Problem: Retype every entry word for word.

Records for this exercise:

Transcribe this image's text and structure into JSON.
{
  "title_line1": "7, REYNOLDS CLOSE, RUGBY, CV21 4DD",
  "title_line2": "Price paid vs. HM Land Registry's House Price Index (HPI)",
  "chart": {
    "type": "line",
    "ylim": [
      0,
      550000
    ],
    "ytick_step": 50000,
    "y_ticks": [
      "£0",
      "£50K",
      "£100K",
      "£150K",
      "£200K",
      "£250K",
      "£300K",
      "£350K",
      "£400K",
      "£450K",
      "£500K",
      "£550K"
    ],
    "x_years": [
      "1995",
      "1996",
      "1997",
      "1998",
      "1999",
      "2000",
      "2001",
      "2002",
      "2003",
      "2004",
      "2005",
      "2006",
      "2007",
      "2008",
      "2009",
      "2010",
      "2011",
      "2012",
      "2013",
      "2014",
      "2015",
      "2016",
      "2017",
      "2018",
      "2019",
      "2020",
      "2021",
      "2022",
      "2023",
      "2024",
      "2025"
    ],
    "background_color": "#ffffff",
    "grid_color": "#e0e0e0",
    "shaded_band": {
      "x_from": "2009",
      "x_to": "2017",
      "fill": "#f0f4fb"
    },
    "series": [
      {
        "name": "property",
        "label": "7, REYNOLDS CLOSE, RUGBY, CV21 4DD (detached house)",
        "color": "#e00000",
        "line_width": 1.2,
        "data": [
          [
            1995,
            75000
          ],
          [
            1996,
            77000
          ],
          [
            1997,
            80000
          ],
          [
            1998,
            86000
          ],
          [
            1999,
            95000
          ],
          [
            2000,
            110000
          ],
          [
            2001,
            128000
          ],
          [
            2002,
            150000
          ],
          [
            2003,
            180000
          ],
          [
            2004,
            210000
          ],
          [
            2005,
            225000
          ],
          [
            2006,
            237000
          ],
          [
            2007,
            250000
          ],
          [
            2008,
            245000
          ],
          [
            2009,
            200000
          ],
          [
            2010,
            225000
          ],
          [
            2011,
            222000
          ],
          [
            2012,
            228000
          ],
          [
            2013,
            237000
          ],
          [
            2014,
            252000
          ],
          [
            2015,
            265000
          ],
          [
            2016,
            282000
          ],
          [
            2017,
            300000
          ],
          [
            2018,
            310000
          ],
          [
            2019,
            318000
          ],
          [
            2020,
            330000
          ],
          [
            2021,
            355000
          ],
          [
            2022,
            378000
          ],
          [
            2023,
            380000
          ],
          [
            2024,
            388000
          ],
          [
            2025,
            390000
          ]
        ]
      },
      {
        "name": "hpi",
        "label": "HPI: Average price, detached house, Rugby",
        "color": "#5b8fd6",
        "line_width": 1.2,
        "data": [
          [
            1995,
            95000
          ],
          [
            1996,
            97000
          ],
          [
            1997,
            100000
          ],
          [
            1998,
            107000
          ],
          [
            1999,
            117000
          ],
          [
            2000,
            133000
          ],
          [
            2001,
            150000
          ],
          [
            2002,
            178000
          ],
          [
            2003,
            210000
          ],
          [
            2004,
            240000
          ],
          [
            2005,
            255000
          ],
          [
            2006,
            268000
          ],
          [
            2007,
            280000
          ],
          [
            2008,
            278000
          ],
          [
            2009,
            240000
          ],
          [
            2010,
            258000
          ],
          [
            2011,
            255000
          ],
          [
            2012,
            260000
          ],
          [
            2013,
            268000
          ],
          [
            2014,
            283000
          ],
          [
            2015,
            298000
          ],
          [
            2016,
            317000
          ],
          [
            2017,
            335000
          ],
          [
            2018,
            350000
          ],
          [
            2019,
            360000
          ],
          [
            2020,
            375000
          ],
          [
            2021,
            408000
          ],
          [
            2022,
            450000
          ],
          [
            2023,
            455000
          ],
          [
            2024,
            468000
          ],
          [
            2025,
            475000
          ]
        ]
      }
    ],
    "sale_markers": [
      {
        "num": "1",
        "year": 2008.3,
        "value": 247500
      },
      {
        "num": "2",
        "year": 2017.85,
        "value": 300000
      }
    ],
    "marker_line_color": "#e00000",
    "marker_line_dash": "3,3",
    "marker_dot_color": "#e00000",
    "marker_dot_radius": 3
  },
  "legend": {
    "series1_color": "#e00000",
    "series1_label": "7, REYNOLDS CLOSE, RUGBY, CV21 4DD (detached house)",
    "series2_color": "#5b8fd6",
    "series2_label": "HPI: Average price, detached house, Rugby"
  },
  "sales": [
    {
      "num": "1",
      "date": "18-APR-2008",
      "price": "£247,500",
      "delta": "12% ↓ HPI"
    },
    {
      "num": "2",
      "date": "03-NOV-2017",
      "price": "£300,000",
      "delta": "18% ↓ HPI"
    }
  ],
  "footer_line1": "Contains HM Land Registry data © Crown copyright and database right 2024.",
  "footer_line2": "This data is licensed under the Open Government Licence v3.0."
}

Finished task:
Transcribe this image's text and structure into JSON.
{
  "title_line1": "7, REYNOLDS CLOSE, RUGBY, CV21 4DD",
  "title_line2": "Price paid vs. HM Land Registry's House Price Index (HPI)",
  "chart": {
    "type": "line",
    "ylim": [
      0,
      550000
    ],
    "ytick_step": 50000,
    "y_ticks": [
      "£0",
      "£50K",
      "£100K",
      "£150K",
      "£200K",
      "£250K",
      "£300K",
      "£350K",
      "£400K",
      "£450K",
      "£500K",
      "£550K"
    ],
    "x_years": [
      "1995",
      "1996",
      "1997",
      "1998",
      "1999",
      "2000",
      "2001",
      "2002",
      "2003",
      "2004",
      "2005",
      "2006",
      "2007",
      "2008",
      "2009",
      "2010",
      "2011",
      "2012",
      "2013",
      "2014",
      "2015",
      "2016",
      "2017",
      "2018",
      "2019",
      "2020",
      "2021",
      "2022",
      "2023",
      "2024",
      "2025"
    ],
    "background_color": "#ffffff",
    "grid_color": "#e0e0e0",
    "shaded_band": {
      "x_from": "2009",
      "x_to": "2017",
      "fill": "#f0f4fb"
    },
    "series": [
      {
        "name": "property",
        "label": "7, REYNOLDS CLOSE, RUGBY, CV21 4DD (detached house)",
        "color": "#e00000",
        "line_width": 1.2,
        "data": [
          [
            1995,
            75000
          ],
          [
            1996,
            77000
          ],
          [
            1997,
            80000
          ],
          [
            1998,
            86000
          ],
          [
            1999,
            95000
          ],
          [
            2000,
            110000
          ],
          [
            2001,
            128000
          ],
          [
            2002,
            150000
          ],
          [
            2003,
            180000
          ],
          [
            2004,
            210000
          ],
          [
            2005,
            225000
          ],
          [
            2006,
            237000
          ],
          [
            2007,
            250000
          ],
          [
            2008,
            245000
          ],
          [
            2009,
            200000
          ],
          [
            2010,
            225000
          ],
          [
            2011,
            222000
          ],
          [
            2012,
            228000
          ],
          [
            2013,
            237000
          ],
          [
            2014,
            252000
          ],
          [
            2015,
            265000
          ],
          [
            2016,
            282000
          ],
          [
            2017,
            300000
          ],
          [
            2018,
            310000
          ],
          [
            2019,
            318000
          ],
          [
            2020,
            330000
          ],
          [
            2021,
            355000
          ],
          [
            2022,
            378000
          ],
          [
            2023,
            380000
          ],
          [
            2024,
            388000
          ],
          [
            2025,
            390000
          ]
        ]
      },
      {
        "name": "hpi",
        "label": "HPI: Average price, detached house, Rugby",
        "color": "#5b8fd6",
        "line_width": 1.2,
        "data": [
          [
            1995,
            95000
          ],
          [
            1996,
            97000
          ],
          [
            1997,
            100000
          ],
          [
            1998,
            107000
          ],
          [
            1999,
            117000
          ],
          [
            2000,
            133000
          ],
          [
            2001,
            150000
          ],
          [
            2002,
            178000
          ],
          [
            2003,
            210000
          ],
          [
            2004,
            240000
          ],
          [
            2005,
            255000
          ],
          [
            2006,
            268000
          ],
          [
            2007,
            280000
          ],
          [
            2008,
            278000
          ],
          [
            2009,
            240000
          ],
          [
            2010,
            258000
          ],
          [
            2011,
            255000
          ],
          [
            2012,
            260000
          ],
          [
            2013,
            268000
          ],
          [
            2014,
            283000
          ],
          [
            2015,
            298000
          ],
          [
            2016,
            317000
          ],
          [
            2017,
            335000
          ],
          [
            2018,
            350000
          ],
          [
            2019,
            360000
          ],
          [
            2020,
            375000
          ],
          [
            2021,
            408000
          ],
          [
            2022,
            450000
          ],
          [
            2023,
            455000
          ],
          [
            2024,
            468000
          ],
          [
            2025,
            475000
          ]
        ]
      }
    ],
    "sale_markers": [
      {
        "num": "1",
        "year": 2008.3,
        "value": 247500
      },
      {
        "num": "2",
        "year": 2017.85,
        "value": 300000
      }
    ],
    "marker_line_color": "#e00000",
    "marker_line_dash": "3,3",
    "marker_dot_color": "#e00000",
    "marker_dot_radius": 3
  },
  "legend": {
    "series1_color": "#e00000",
    "series1_label": "7, REYNOLDS CLOSE, RUGBY, CV21 4DD (detached house)",
    "series2_color": "#5b8fd6",
    "series2_label": "HPI: Average price, detached house, Rugby"
  },
  "sales": [
    {
      "num": "1",
      "date": "18-APR-2008",
      "price": "£247,500",
      "delta": "12% ↓ HPI"
    },
    {
      "num": "2",
      "date": "03-NOV-2017",
      "price": "£300,000",
      "delta": "18% ↓ HPI"
    }
  ],
  "footer_line1": "Contains HM Land Registry data © Crown copyright and database right 2024.",
  "footer_line2": "This data is licensed under the Open Government Licence v3.0."
}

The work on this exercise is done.